[Excerpt from a dataset]
_ _ _ _ _ _ _

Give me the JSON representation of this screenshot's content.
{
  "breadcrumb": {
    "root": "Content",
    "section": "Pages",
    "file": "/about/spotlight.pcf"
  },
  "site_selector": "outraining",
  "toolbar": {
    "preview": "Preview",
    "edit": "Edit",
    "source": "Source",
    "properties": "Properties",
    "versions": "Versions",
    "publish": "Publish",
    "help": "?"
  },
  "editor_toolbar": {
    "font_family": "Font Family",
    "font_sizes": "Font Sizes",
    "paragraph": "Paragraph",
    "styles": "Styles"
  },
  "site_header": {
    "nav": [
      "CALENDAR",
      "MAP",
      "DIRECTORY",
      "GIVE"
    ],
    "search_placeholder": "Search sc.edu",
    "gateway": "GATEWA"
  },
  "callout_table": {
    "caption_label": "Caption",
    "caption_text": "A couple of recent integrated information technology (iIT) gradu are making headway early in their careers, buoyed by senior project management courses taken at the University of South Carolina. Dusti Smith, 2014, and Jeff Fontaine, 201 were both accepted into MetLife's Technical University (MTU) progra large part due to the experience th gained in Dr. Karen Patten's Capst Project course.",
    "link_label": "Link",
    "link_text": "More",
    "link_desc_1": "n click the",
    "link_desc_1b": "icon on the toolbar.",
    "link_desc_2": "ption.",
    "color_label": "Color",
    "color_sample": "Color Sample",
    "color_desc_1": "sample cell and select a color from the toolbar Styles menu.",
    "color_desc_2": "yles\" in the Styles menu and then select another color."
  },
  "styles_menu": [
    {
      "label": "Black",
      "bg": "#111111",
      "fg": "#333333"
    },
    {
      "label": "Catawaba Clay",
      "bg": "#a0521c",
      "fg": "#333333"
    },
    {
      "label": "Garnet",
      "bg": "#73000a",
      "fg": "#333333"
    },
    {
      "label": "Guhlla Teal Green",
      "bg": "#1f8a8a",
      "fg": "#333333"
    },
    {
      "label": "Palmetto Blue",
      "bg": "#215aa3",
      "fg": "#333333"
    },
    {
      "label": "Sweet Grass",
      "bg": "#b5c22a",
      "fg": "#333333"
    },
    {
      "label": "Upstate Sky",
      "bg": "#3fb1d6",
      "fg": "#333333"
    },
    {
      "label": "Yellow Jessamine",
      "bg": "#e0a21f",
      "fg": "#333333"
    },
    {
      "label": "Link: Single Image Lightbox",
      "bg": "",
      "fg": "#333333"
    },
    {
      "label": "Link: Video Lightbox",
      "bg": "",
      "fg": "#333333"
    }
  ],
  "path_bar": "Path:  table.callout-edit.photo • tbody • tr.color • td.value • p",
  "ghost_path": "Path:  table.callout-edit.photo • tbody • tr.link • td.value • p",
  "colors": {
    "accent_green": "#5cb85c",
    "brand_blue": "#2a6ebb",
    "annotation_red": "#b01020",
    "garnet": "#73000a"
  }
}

_ _ _ _ _ _ _

--- Exercise brief ---
All of the lines above need to be given again exactly.

--- Answer to this task ---
Give me the JSON representation of this screenshot's content.
{
  "breadcrumb": {
    "root": "Content",
    "section": "Pages",
    "file": "/about/spotlight.pcf"
  },
  "site_selector": "outraining",
  "toolbar": {
    "preview": "Preview",
    "edit": "Edit",
    "source": "Source",
    "properties": "Properties",
    "versions": "Versions",
    "publish": "Publish",
    "help": "?"
  },
  "editor_toolbar": {
    "font_family": "Font Family",
    "font_sizes": "Font Sizes",
    "paragraph": "Paragraph",
    "styles": "Styles"
  },
  "site_header": {
    "nav": [
      "CALENDAR",
      "MAP",
      "DIRECTORY",
      "GIVE"
    ],
    "search_placeholder": "Search sc.edu",
    "gateway": "GATEWA"
  },
  "callout_table": {
    "caption_label": "Caption",
    "caption_text": "A couple of recent integrated information technology (iIT) gradu are making headway early in their careers, buoyed by senior project management courses taken at the University of South Carolina. Dusti Smith, 2014, and Jeff Fontaine, 201 were both accepted into MetLife's Technical University (MTU) progra large part due to the experience th gained in Dr. Karen Patten's Capst Project course.",
    "link_label": "Link",
    "link_text": "More",
    "link_desc_1": "n click the",
    "link_desc_1b": "icon on the toolbar.",
    "link_desc_2": "ption.",
    "color_label": "Color",
    "color_sample": "Color Sample",
    "color_desc_1": "sample cell and select a color from the toolbar Styles menu.",
    "color_desc_2": "yles\" in the Styles menu and then select another color."
  },
  "styles_menu": [
    {
      "label": "Black",
      "bg": "#111111",
      "fg": "#333333"
    },
    {
      "label": "Catawaba Clay",
      "bg": "#a0521c",
      "fg": "#333333"
    },
    {
      "label": "Garnet",
      "bg": "#73000a",
      "fg": "#333333"
    },
    {
      "label": "Guhlla Teal Green",
      "bg": "#1f8a8a",
      "fg": "#333333"
    },
    {
      "label": "Palmetto Blue",
      "bg": "#215aa3",
      "fg": "#333333"
    },
    {
      "label": "Sweet Grass",
      "bg": "#b5c22a",
      "fg": "#333333"
    },
    {
      "label": "Upstate Sky",
      "bg": "#3fb1d6",
      "fg": "#333333"
    },
    {
      "label": "Yellow Jessamine",
      "bg": "#e0a21f",
      "fg": "#333333"
    },
    {
      "label": "Link: Single Image Lightbox",
      "bg": "",
      "fg": "#333333"
    },
    {
      "label": "Link: Video Lightbox",
      "bg": "",
      "fg": "#333333"
    }
  ],
  "path_bar": "Path:  table.callout-edit.photo • tbody • tr.color • td.value • p",
  "ghost_path": "Path:  table.callout-edit.photo • tbody • tr.link • td.value • p",
  "colors": {
    "accent_green": "#5cb85c",
    "brand_blue": "#2a6ebb",
    "annotation_red": "#b01020",
    "garnet": "#73000a"
  }
}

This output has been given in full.